[Records excerpted from a collection]
↓

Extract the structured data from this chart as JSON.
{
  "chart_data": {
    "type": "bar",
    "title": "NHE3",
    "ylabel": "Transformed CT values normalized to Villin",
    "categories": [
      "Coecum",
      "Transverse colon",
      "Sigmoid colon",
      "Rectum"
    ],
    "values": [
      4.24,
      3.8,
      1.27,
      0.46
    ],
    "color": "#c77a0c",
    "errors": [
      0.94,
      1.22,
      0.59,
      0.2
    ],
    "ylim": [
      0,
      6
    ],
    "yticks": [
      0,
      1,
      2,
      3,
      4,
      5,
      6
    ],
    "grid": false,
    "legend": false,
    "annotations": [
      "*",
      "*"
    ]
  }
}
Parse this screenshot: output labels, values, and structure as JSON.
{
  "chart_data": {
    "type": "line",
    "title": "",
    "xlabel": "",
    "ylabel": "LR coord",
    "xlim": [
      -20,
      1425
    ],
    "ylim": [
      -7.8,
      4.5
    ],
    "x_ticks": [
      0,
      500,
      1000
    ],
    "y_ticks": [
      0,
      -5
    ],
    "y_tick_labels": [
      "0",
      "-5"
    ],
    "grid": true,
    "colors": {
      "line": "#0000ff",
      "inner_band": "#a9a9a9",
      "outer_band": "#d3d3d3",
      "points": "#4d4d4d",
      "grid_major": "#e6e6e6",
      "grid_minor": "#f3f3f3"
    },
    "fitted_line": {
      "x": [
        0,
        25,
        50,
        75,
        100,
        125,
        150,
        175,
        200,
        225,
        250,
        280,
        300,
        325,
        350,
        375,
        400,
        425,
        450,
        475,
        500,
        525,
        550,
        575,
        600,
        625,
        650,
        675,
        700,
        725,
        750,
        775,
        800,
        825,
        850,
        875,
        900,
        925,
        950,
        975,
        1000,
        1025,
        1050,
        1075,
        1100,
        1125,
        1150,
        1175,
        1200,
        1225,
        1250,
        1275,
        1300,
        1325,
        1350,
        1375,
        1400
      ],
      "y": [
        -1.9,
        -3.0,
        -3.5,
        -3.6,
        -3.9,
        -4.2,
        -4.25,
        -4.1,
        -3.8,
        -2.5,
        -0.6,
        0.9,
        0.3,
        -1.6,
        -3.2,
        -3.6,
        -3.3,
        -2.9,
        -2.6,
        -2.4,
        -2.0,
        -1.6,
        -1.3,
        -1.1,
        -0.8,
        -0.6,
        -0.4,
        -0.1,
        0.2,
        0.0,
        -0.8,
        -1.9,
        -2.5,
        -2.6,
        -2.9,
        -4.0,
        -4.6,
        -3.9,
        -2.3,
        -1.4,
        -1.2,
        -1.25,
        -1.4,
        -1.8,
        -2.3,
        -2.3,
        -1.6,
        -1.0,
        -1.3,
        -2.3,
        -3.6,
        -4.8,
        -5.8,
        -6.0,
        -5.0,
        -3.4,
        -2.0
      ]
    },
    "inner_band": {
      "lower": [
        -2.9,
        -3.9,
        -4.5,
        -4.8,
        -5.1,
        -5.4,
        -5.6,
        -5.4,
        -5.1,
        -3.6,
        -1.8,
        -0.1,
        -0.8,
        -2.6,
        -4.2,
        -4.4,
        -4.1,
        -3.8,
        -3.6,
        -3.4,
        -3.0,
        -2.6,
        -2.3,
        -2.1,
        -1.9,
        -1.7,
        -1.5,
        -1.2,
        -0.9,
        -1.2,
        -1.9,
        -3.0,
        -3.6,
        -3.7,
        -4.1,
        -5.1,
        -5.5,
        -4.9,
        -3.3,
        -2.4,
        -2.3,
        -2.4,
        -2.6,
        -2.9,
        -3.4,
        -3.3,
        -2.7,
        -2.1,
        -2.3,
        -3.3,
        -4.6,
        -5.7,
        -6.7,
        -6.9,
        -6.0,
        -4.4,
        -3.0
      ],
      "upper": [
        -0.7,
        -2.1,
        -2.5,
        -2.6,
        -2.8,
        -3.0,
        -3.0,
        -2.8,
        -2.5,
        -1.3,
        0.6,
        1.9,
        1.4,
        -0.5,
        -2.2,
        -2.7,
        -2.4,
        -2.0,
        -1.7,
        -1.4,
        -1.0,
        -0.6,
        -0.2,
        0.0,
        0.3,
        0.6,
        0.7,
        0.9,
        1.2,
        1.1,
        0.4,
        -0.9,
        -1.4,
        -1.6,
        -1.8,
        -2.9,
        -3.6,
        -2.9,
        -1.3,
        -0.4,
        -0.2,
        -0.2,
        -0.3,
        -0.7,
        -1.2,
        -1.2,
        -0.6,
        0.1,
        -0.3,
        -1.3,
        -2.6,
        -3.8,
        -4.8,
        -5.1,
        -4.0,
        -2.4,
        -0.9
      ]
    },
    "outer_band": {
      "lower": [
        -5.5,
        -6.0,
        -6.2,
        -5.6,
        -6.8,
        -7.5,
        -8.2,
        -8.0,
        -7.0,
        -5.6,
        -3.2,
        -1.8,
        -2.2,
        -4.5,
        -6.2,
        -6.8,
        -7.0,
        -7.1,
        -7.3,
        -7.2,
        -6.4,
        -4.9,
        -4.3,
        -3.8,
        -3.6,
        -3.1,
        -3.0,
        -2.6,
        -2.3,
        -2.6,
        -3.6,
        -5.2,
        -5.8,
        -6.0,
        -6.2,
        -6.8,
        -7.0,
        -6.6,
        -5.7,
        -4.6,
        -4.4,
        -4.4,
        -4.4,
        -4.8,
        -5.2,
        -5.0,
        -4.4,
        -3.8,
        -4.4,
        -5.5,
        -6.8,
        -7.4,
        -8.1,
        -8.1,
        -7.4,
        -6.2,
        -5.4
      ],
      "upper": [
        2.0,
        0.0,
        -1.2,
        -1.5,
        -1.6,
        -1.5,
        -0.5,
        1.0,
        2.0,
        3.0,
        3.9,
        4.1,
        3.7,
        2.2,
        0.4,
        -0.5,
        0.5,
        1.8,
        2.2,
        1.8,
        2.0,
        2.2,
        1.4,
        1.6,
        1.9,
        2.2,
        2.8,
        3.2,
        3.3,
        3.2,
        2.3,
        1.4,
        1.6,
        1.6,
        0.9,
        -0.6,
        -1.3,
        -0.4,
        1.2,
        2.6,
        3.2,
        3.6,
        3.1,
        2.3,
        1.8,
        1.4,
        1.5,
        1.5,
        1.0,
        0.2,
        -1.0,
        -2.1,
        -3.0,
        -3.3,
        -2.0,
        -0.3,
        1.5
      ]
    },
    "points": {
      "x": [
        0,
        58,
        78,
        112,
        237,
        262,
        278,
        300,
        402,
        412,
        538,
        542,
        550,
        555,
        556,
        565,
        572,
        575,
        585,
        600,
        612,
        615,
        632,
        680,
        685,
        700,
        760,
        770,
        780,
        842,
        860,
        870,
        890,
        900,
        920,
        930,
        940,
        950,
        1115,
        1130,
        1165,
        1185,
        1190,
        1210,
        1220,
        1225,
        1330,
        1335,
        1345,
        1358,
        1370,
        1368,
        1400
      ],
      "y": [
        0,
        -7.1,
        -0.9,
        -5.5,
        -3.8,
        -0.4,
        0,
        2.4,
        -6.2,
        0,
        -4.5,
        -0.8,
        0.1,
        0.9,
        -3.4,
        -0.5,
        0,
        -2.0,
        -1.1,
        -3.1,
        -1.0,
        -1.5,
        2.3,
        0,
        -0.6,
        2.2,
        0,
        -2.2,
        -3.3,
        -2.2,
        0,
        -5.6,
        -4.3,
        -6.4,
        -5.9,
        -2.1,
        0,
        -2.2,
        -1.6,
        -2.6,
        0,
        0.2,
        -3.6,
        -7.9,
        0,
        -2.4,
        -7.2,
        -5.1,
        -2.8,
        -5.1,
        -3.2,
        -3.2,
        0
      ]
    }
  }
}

↑

[WHAT YOU WILL DO]: Write out the full set of records exactly as given.

[TASK RESULT]:
Extract the structured data from this chart as JSON.
{
  "chart_data": {
    "type": "bar",
    "title": "NHE3",
    "ylabel": "Transformed CT values normalized to Villin",
    "categories": [
      "Coecum",
      "Transverse colon",
      "Sigmoid colon",
      "Rectum"
    ],
    "values": [
      4.24,
      3.8,
      1.27,
      0.46
    ],
    "color": "#c77a0c",
    "errors": [
      0.94,
      1.22,
      0.59,
      0.2
    ],
    "ylim": [
      0,
      6
    ],
    "yticks": [
      0,
      1,
      2,
      3,
      4,
      5,
      6
    ],
    "grid": false,
    "legend": false,
    "annotations": [
      "*",
      "*"
    ]
  }
}
Parse this screenshot: output labels, values, and structure as JSON.
{
  "chart_data": {
    "type": "line",
    "title": "",
    "xlabel": "",
    "ylabel": "LR coord",
    "xlim": [
      -20,
      1425
    ],
    "ylim": [
      -7.8,
      4.5
    ],
    "x_ticks": [
      0,
      500,
      1000
    ],
    "y_ticks": [
      0,
      -5
    ],
    "y_tick_labels": [
      "0",
      "-5"
    ],
    "grid": true,
    "colors": {
      "line": "#0000ff",
      "inner_band": "#a9a9a9",
      "outer_band": "#d3d3d3",
      "points": "#4d4d4d",
      "grid_major": "#e6e6e6",
      "grid_minor": "#f3f3f3"
    },
    "fitted_line": {
      "x": [
        0,
        25,
        50,
        75,
        100,
        125,
        150,
        175,
        200,
        225,
        250,
        280,
        300,
        325,
        350,
        375,
        400,
        425,
        450,
        475,
        500,
        525,
        550,
        575,
        600,
        625,
        650,
        675,
        700,
        725,
        750,
        775,
        800,
        825,
        850,
        875,
        900,
        925,
        950,
        975,
        1000,
        1025,
        1050,
        1075,
        1100,
        1125,
        1150,
        1175,
        1200,
        1225,
        1250,
        1275,
        1300,
        1325,
        1350,
        1375,
        1400
      ],
      "y": [
        -1.9,
        -3.0,
        -3.5,
        -3.6,
        -3.9,
        -4.2,
        -4.25,
        -4.1,
        -3.8,
        -2.5,
        -0.6,
        0.9,
        0.3,
        -1.6,
        -3.2,
        -3.6,
        -3.3,
        -2.9,
        -2.6,
        -2.4,
        -2.0,
        -1.6,
        -1.3,
        -1.1,
        -0.8,
        -0.6,
        -0.4,
        -0.1,
        0.2,
        0.0,
        -0.8,
        -1.9,
        -2.5,
        -2.6,
        -2.9,
        -4.0,
        -4.6,
        -3.9,
        -2.3,
        -1.4,
        -1.2,
        -1.25,
        -1.4,
        -1.8,
        -2.3,
        -2.3,
        -1.6,
        -1.0,
        -1.3,
        -2.3,
        -3.6,
        -4.8,
        -5.8,
        -6.0,
        -5.0,
        -3.4,
        -2.0
      ]
    },
    "inner_band": {
      "lower": [
        -2.9,
        -3.9,
        -4.5,
        -4.8,
        -5.1,
        -5.4,
        -5.6,
        -5.4,
        -5.1,
        -3.6,
        -1.8,
        -0.1,
        -0.8,
        -2.6,
        -4.2,
        -4.4,
        -4.1,
        -3.8,
        -3.6,
        -3.4,
        -3.0,
        -2.6,
        -2.3,
        -2.1,
        -1.9,
        -1.7,
        -1.5,
        -1.2,
        -0.9,
        -1.2,
        -1.9,
        -3.0,
        -3.6,
        -3.7,
        -4.1,
        -5.1,
        -5.5,
        -4.9,
        -3.3,
        -2.4,
        -2.3,
        -2.4,
        -2.6,
        -2.9,
        -3.4,
        -3.3,
        -2.7,
        -2.1,
        -2.3,
        -3.3,
        -4.6,
        -5.7,
        -6.7,
        -6.9,
        -6.0,
        -4.4,
        -3.0
      ],
      "upper": [
        -0.7,
        -2.1,
        -2.5,
        -2.6,
        -2.8,
        -3.0,
        -3.0,
        -2.8,
        -2.5,
        -1.3,
        0.6,
        1.9,
        1.4,
        -0.5,
        -2.2,
        -2.7,
        -2.4,
        -2.0,
        -1.7,
        -1.4,
        -1.0,
        -0.6,
        -0.2,
        0.0,
        0.3,
        0.6,
        0.7,
        0.9,
        1.2,
        1.1,
        0.4,
        -0.9,
        -1.4,
        -1.6,
        -1.8,
        -2.9,
        -3.6,
        -2.9,
        -1.3,
        -0.4,
        -0.2,
        -0.2,
        -0.3,
        -0.7,
        -1.2,
        -1.2,
        -0.6,
        0.1,
        -0.3,
        -1.3,
        -2.6,
        -3.8,
        -4.8,
        -5.1,
        -4.0,
        -2.4,
        -0.9
      ]
    },
    "outer_band": {
      "lower": [
        -5.5,
        -6.0,
        -6.2,
        -5.6,
        -6.8,
        -7.5,
        -8.2,
        -8.0,
        -7.0,
        -5.6,
        -3.2,
        -1.8,
        -2.2,
        -4.5,
        -6.2,
        -6.8,
        -7.0,
        -7.1,
        -7.3,
        -7.2,
        -6.4,
        -4.9,
        -4.3,
        -3.8,
        -3.6,
        -3.1,
        -3.0,
        -2.6,
        -2.3,
        -2.6,
        -3.6,
        -5.2,
        -5.8,
        -6.0,
        -6.2,
        -6.8,
        -7.0,
        -6.6,
        -5.7,
        -4.6,
        -4.4,
        -4.4,
        -4.4,
        -4.8,
        -5.2,
        -5.0,
        -4.4,
        -3.8,
        -4.4,
        -5.5,
        -6.8,
        -7.4,
        -8.1,
        -8.1,
        -7.4,
        -6.2,
        -5.4
      ],
      "upper": [
        2.0,
        0.0,
        -1.2,
        -1.5,
        -1.6,
        -1.5,
        -0.5,
        1.0,
        2.0,
        3.0,
        3.9,
        4.1,
        3.7,
        2.2,
        0.4,
        -0.5,
        0.5,
        1.8,
        2.2,
        1.8,
        2.0,
        2.2,
        1.4,
        1.6,
        1.9,
        2.2,
        2.8,
        3.2,
        3.3,
        3.2,
        2.3,
        1.4,
        1.6,
        1.6,
        0.9,
        -0.6,
        -1.3,
        -0.4,
        1.2,
        2.6,
        3.2,
        3.6,
        3.1,
        2.3,
        1.8,
        1.4,
        1.5,
        1.5,
        1.0,
        0.2,
        -1.0,
        -2.1,
        -3.0,
        -3.3,
        -2.0,
        -0.3,
        1.5
      ]
    },
    "points": {
      "x": [
        0,
        58,
        78,
        112,
        237,
        262,
        278,
        300,
        402,
        412,
        538,
        542,
        550,
        555,
        556,
        565,
        572,
        575,
        585,
        600,
        612,
        615,
        632,
        680,
        685,
        700,
        760,
        770,
        780,
        842,
        860,
        870,
        890,
        900,
        920,
        930,
        940,
        950,
        1115,
        1130,
        1165,
        1185,
        1190,
        1210,
        1220,
        1225,
        1330,
        1335,
        1345,
        1358,
        1370,
        1368,
        1400
      ],
      "y": [
        0,
        -7.1,
        -0.9,
        -5.5,
        -3.8,
        -0.4,
        0,
        2.4,
        -6.2,
        0,
        -4.5,
        -0.8,
        0.1,
        0.9,
        -3.4,
        -0.5,
        0,
        -2.0,
        -1.1,
        -3.1,
        -1.0,
        -1.5,
        2.3,
        0,
        -0.6,
        2.2,
        0,
        -2.2,
        -3.3,
        -2.2,
        0,
        -5.6,
        -4.3,
        -6.4,
        -5.9,
        -2.1,
        0,
        -2.2,
        -1.6,
        -2.6,
        0,
        0.2,
        -3.6,
        -7.9,
        0,
        -2.4,
        -7.2,
        -5.1,
        -2.8,
        -5.1,
        -3.2,
        -3.2,
        0
      ]
    }
  }
}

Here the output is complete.